GIVEN PROBLEM:
Give every line back verbatim, dropping all images.

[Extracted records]
***
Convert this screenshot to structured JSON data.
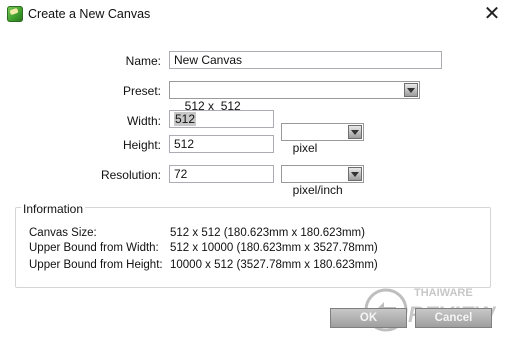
{
  "window": {
    "title": "Create a New Canvas",
    "close_glyph": "✕"
  },
  "form": {
    "name_label": "Name:",
    "name_value": "New Canvas",
    "preset_label": "Preset:",
    "preset_value": "512 x  512",
    "width_label": "Width:",
    "width_value": "512",
    "height_label": "Height:",
    "height_value": "512",
    "unit_value": "pixel",
    "resolution_label": "Resolution:",
    "resolution_value": "72",
    "resolution_unit_value": "pixel/inch"
  },
  "information": {
    "title": "Information",
    "rows": [
      {
        "label": "Canvas Size:",
        "value": "512 x 512 (180.623mm x 180.623mm)"
      },
      {
        "label": "Upper Bound from Width:",
        "value": "512 x 10000 (180.623mm x 3527.78mm)"
      },
      {
        "label": "Upper Bound from Height:",
        "value": "10000 x 512 (3527.78mm x 180.623mm)"
      }
    ]
  },
  "buttons": {
    "ok_label": "OK",
    "cancel_label": "Cancel"
  },
  "watermark": {
    "line1": "THAIWARE",
    "line2": "REVIEW"
  }
}
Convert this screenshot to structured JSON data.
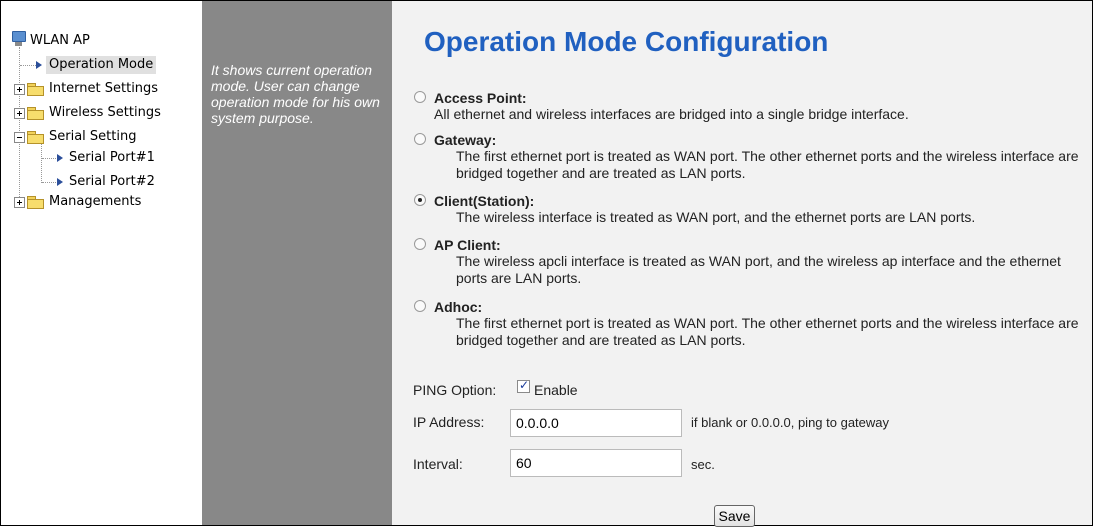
{
  "tree": {
    "root": "WLAN AP",
    "items": [
      {
        "label": "Operation Mode"
      },
      {
        "label": "Internet Settings"
      },
      {
        "label": "Wireless Settings"
      },
      {
        "label": "Serial Setting"
      },
      {
        "label": "Serial Port#1"
      },
      {
        "label": "Serial Port#2"
      },
      {
        "label": "Managements"
      }
    ]
  },
  "help": {
    "text": "It shows current operation mode. User can change operation mode for his own system purpose."
  },
  "main": {
    "title": "Operation Mode Configuration",
    "selected_mode": "Client(Station):",
    "options": [
      {
        "label": "Access Point:",
        "desc": "All ethernet and wireless interfaces are bridged into a single bridge interface."
      },
      {
        "label": "Gateway:",
        "desc": "The first ethernet port is treated as WAN port. The other ethernet ports and the wireless interface are bridged together and are treated as LAN ports."
      },
      {
        "label": "Client(Station):",
        "desc": "The wireless interface is treated as WAN port, and the ethernet ports are LAN ports."
      },
      {
        "label": "AP Client:",
        "desc": "The wireless apcli interface is treated as WAN port, and the wireless ap interface and the ethernet ports are LAN ports."
      },
      {
        "label": "Adhoc:",
        "desc": "The first ethernet port is treated as WAN port. The other ethernet ports and the wireless interface are bridged together and are treated as LAN ports."
      }
    ],
    "ping": {
      "label": "PING Option:",
      "checked": true,
      "enable_label": "Enable"
    },
    "ip": {
      "label": "IP Address:",
      "value": "0.0.0.0",
      "hint": "if blank or 0.0.0.0, ping to gateway"
    },
    "interval": {
      "label": "Interval:",
      "value": "60",
      "unit": "sec."
    },
    "save_label": "Save"
  }
}
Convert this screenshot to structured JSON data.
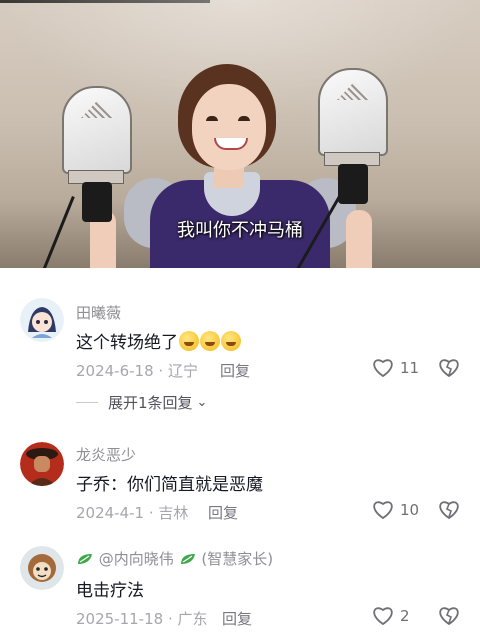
{
  "video": {
    "subtitle": "我叫你不冲马桶"
  },
  "comments": [
    {
      "username": "田曦薇",
      "text": "这个转场绝了",
      "emojis": [
        "laugh-cry-emoji",
        "laugh-cry-emoji",
        "laugh-cry-emoji"
      ],
      "date": "2024-6-18",
      "location": "辽宁",
      "reply_label": "回复",
      "likes": "11",
      "expand_label": "展开1条回复"
    },
    {
      "username": "龙炎恶少",
      "text": "子乔：你们简直就是恶魔",
      "date": "2024-4-1",
      "location": "吉林",
      "reply_label": "回复",
      "likes": "10"
    },
    {
      "username": "@内向晓伟",
      "username_suffix": "(智慧家长)",
      "text": "电击疗法",
      "date": "2025-11-18",
      "location": "广东",
      "reply_label": "回复",
      "likes": "2"
    }
  ],
  "colors": {
    "text": "#161823",
    "secondary": "#8e8e93",
    "accent_green": "#3ea84a"
  }
}
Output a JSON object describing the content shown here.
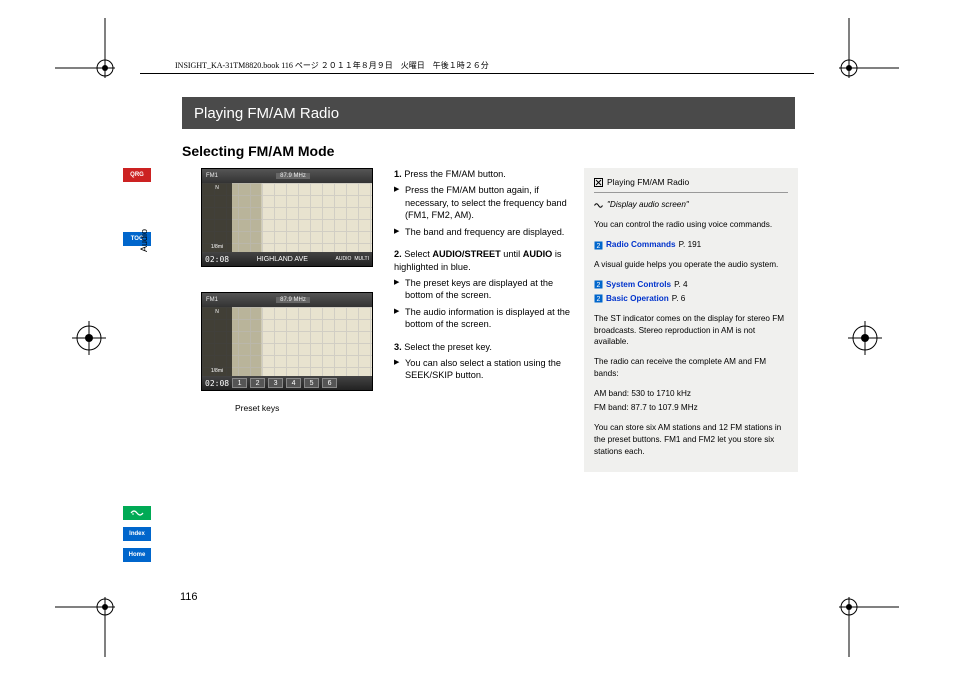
{
  "pagehead": "INSIGHT_KA-31TM8820.book  116 ページ  ２０１１年８月９日　火曜日　午後１時２６分",
  "pagenum": "116",
  "sidebar": {
    "qrg": "QRG",
    "toc": "TOC",
    "voice_icon": "voice-command-icon",
    "index": "Index",
    "home": "Home",
    "vertical": "Audio"
  },
  "title": "Playing FM/AM Radio",
  "subtitle": "Selecting FM/AM Mode",
  "shot": {
    "band": "FM1",
    "freq": "87.9 MHz",
    "scale": "1/8mi",
    "clock": "02:08",
    "street": "HIGHLAND AVE",
    "audio_btn": "AUDIO",
    "multi_btn": "MULTI",
    "north": "N",
    "presets": [
      "1",
      "2",
      "3",
      "4",
      "5",
      "6"
    ]
  },
  "caption": "Preset keys",
  "instr": {
    "s1": "Press the FM/AM button.",
    "s1a": "Press the FM/AM button again, if necessary, to select the frequency band (FM1, FM2, AM).",
    "s1b": "The band and frequency are displayed.",
    "s2_pre": "Select ",
    "s2_bold1": "AUDIO/STREET",
    "s2_mid": " until ",
    "s2_bold2": "AUDIO",
    "s2_post": " is highlighted in blue.",
    "s2a": "The preset keys are displayed at the bottom of the screen.",
    "s2b": "The audio information is displayed at the bottom of the screen.",
    "s3": "Select the preset key.",
    "s3a": "You can also select a station using the SEEK/SKIP button."
  },
  "info": {
    "hdr": "Playing FM/AM Radio",
    "quote": "\"Display audio screen\"",
    "p1": "You can control the radio using voice commands.",
    "link1": "Radio Commands",
    "link1_p": "P. 191",
    "p2": "A visual guide helps you operate the audio system.",
    "link2": "System Controls",
    "link2_p": "P. 4",
    "link3": "Basic Operation",
    "link3_p": "P. 6",
    "p3": "The ST indicator comes on the display for stereo FM broadcasts. Stereo reproduction in AM is not available.",
    "p4": "The radio can receive the complete AM and FM bands:",
    "p5a": "AM band: 530 to 1710 kHz",
    "p5b": "FM band: 87.7 to 107.9 MHz",
    "p6": "You can store six AM stations and 12 FM stations in the preset buttons. FM1 and FM2 let you store six stations each."
  }
}
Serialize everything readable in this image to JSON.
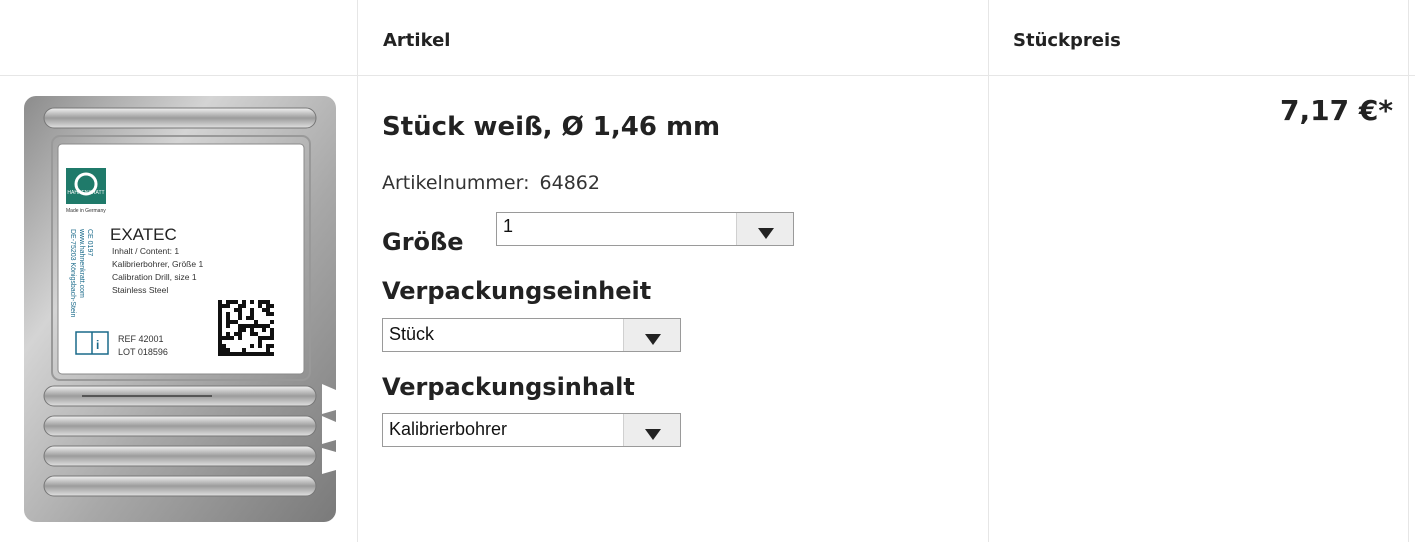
{
  "table": {
    "headers": {
      "artikel": "Artikel",
      "stueckpreis": "Stückpreis"
    }
  },
  "product": {
    "title": "Stück weiß, Ø 1,46 mm",
    "artikelnummer_label": "Artikelnummer:",
    "artikelnummer": "64862",
    "groesse_label": "Größe",
    "groesse_value": "1",
    "verpackungseinheit_label": "Verpackungseinheit",
    "verpackungseinheit_value": "Stück",
    "verpackungsinhalt_label": "Verpackungsinhalt",
    "verpackungsinhalt_value": "Kalibrierbohrer",
    "price": "7,17 €*"
  },
  "image": {
    "brand": "HAHNENKRATT",
    "made_in": "Made in Germany",
    "name": "EXATEC",
    "lines": [
      "Inhalt / Content: 1",
      "Kalibrierbohrer, Größe 1",
      "Calibration Drill, size 1",
      "Stainless Steel"
    ],
    "ref": "REF 42001",
    "lot": "LOT 018596",
    "side_text": [
      "www.hahnenkratt.com",
      "DE-75203 Königsbach-Stein"
    ],
    "ce": "CE 0197"
  },
  "colors": {
    "border": "#e6e6e6",
    "text": "#222222",
    "select_border": "#9a9a9a",
    "foil": "#b9b9b9"
  }
}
***
WRITTEN RESPONSE:
Convert this screenshot to structured JSON data.
{
  "window": {
    "title": "Create a New Canvas",
    "close_glyph": "✕"
  },
  "form": {
    "name_label": "Name:",
    "name_value": "New Canvas",
    "preset_label": "Preset:",
    "preset_value": "512 x  512",
    "width_label": "Width:",
    "width_value": "512",
    "height_label": "Height:",
    "height_value": "512",
    "unit_value": "pixel",
    "resolution_label": "Resolution:",
    "resolution_value": "72",
    "resolution_unit_value": "pixel/inch"
  },
  "information": {
    "title": "Information",
    "rows": [
      {
        "label": "Canvas Size:",
        "value": "512 x 512 (180.623mm x 180.623mm)"
      },
      {
        "label": "Upper Bound from Width:",
        "value": "512 x 10000 (180.623mm x 3527.78mm)"
      },
      {
        "label": "Upper Bound from Height:",
        "value": "10000 x 512 (3527.78mm x 180.623mm)"
      }
    ]
  },
  "buttons": {
    "ok_label": "OK",
    "cancel_label": "Cancel"
  },
  "watermark": {
    "line1": "THAIWARE",
    "line2": "REVIEW"
  }
}
Convert this screenshot to structured JSON data.
{
  "tree": {
    "root": "WLAN AP",
    "items": [
      {
        "label": "Operation Mode"
      },
      {
        "label": "Internet Settings"
      },
      {
        "label": "Wireless Settings"
      },
      {
        "label": "Serial Setting"
      },
      {
        "label": "Serial Port#1"
      },
      {
        "label": "Serial Port#2"
      },
      {
        "label": "Managements"
      }
    ]
  },
  "help": {
    "text": "It shows current operation mode. User can change operation mode for his own system purpose."
  },
  "main": {
    "title": "Operation Mode Configuration",
    "selected_mode": "Client(Station):",
    "options": [
      {
        "label": "Access Point:",
        "desc": "All ethernet and wireless interfaces are bridged into a single bridge interface."
      },
      {
        "label": "Gateway:",
        "desc": "The first ethernet port is treated as WAN port. The other ethernet ports and the wireless interface are bridged together and are treated as LAN ports."
      },
      {
        "label": "Client(Station):",
        "desc": "The wireless interface is treated as WAN port, and the ethernet ports are LAN ports."
      },
      {
        "label": "AP Client:",
        "desc": "The wireless apcli interface is treated as WAN port, and the wireless ap interface and the ethernet ports are LAN ports."
      },
      {
        "label": "Adhoc:",
        "desc": "The first ethernet port is treated as WAN port. The other ethernet ports and the wireless interface are bridged together and are treated as LAN ports."
      }
    ],
    "ping": {
      "label": "PING Option:",
      "checked": true,
      "enable_label": "Enable"
    },
    "ip": {
      "label": "IP Address:",
      "value": "0.0.0.0",
      "hint": "if blank or 0.0.0.0, ping to gateway"
    },
    "interval": {
      "label": "Interval:",
      "value": "60",
      "unit": "sec."
    },
    "save_label": "Save"
  }
}
Convert this screenshot to structured JSON data.
{
  "video": {
    "subtitle": "我叫你不冲马桶"
  },
  "comments": [
    {
      "username": "田曦薇",
      "text": "这个转场绝了",
      "emojis": [
        "laugh-cry-emoji",
        "laugh-cry-emoji",
        "laugh-cry-emoji"
      ],
      "date": "2024-6-18",
      "location": "辽宁",
      "reply_label": "回复",
      "likes": "11",
      "expand_label": "展开1条回复"
    },
    {
      "username": "龙炎恶少",
      "text": "子乔：你们简直就是恶魔",
      "date": "2024-4-1",
      "location": "吉林",
      "reply_label": "回复",
      "likes": "10"
    },
    {
      "username": "@内向晓伟",
      "username_suffix": "(智慧家长)",
      "text": "电击疗法",
      "date": "2025-11-18",
      "location": "广东",
      "reply_label": "回复",
      "likes": "2"
    }
  ],
  "colors": {
    "text": "#161823",
    "secondary": "#8e8e93",
    "accent_green": "#3ea84a"
  }
}
Output a JSON object describing the content shown here.
{
  "pagehead": "INSIGHT_KA-31TM8820.book  116 ページ  ２０１１年８月９日　火曜日　午後１時２６分",
  "pagenum": "116",
  "sidebar": {
    "qrg": "QRG",
    "toc": "TOC",
    "voice_icon": "voice-command-icon",
    "index": "Index",
    "home": "Home",
    "vertical": "Audio"
  },
  "title": "Playing FM/AM Radio",
  "subtitle": "Selecting FM/AM Mode",
  "shot": {
    "band": "FM1",
    "freq": "87.9 MHz",
    "scale": "1/8mi",
    "clock": "02:08",
    "street": "HIGHLAND AVE",
    "audio_btn": "AUDIO",
    "multi_btn": "MULTI",
    "north": "N",
    "presets": [
      "1",
      "2",
      "3",
      "4",
      "5",
      "6"
    ]
  },
  "caption": "Preset keys",
  "instr": {
    "s1": "Press the FM/AM button.",
    "s1a": "Press the FM/AM button again, if necessary, to select the frequency band (FM1, FM2, AM).",
    "s1b": "The band and frequency are displayed.",
    "s2_pre": "Select ",
    "s2_bold1": "AUDIO/STREET",
    "s2_mid": " until ",
    "s2_bold2": "AUDIO",
    "s2_post": " is highlighted in blue.",
    "s2a": "The preset keys are displayed at the bottom of the screen.",
    "s2b": "The audio information is displayed at the bottom of the screen.",
    "s3": "Select the preset key.",
    "s3a": "You can also select a station using the SEEK/SKIP button."
  },
  "info": {
    "hdr": "Playing FM/AM Radio",
    "quote": "\"Display audio screen\"",
    "p1": "You can control the radio using voice commands.",
    "link1": "Radio Commands",
    "link1_p": "P. 191",
    "p2": "A visual guide helps you operate the audio system.",
    "link2": "System Controls",
    "link2_p": "P. 4",
    "link3": "Basic Operation",
    "link3_p": "P. 6",
    "p3": "The ST indicator comes on the display for stereo FM broadcasts. Stereo reproduction in AM is not available.",
    "p4": "The radio can receive the complete AM and FM bands:",
    "p5a": "AM band: 530 to 1710 kHz",
    "p5b": "FM band: 87.7 to 107.9 MHz",
    "p6": "You can store six AM stations and 12 FM stations in the preset buttons. FM1 and FM2 let you store six stations each."
  }
}
Serialize everything readable in this image to JSON.
{
  "table": {
    "headers": {
      "artikel": "Artikel",
      "stueckpreis": "Stückpreis"
    }
  },
  "product": {
    "title": "Stück weiß, Ø 1,46 mm",
    "artikelnummer_label": "Artikelnummer:",
    "artikelnummer": "64862",
    "groesse_label": "Größe",
    "groesse_value": "1",
    "verpackungseinheit_label": "Verpackungseinheit",
    "verpackungseinheit_value": "Stück",
    "verpackungsinhalt_label": "Verpackungsinhalt",
    "verpackungsinhalt_value": "Kalibrierbohrer",
    "price": "7,17 €*"
  },
  "image": {
    "brand": "HAHNENKRATT",
    "made_in": "Made in Germany",
    "name": "EXATEC",
    "lines": [
      "Inhalt / Content: 1",
      "Kalibrierbohrer, Größe 1",
      "Calibration Drill, size 1",
      "Stainless Steel"
    ],
    "ref": "REF 42001",
    "lot": "LOT 018596",
    "side_text": [
      "www.hahnenkratt.com",
      "DE-75203 Königsbach-Stein"
    ],
    "ce": "CE 0197"
  },
  "colors": {
    "border": "#e6e6e6",
    "text": "#222222",
    "select_border": "#9a9a9a",
    "foil": "#b9b9b9"
  }
}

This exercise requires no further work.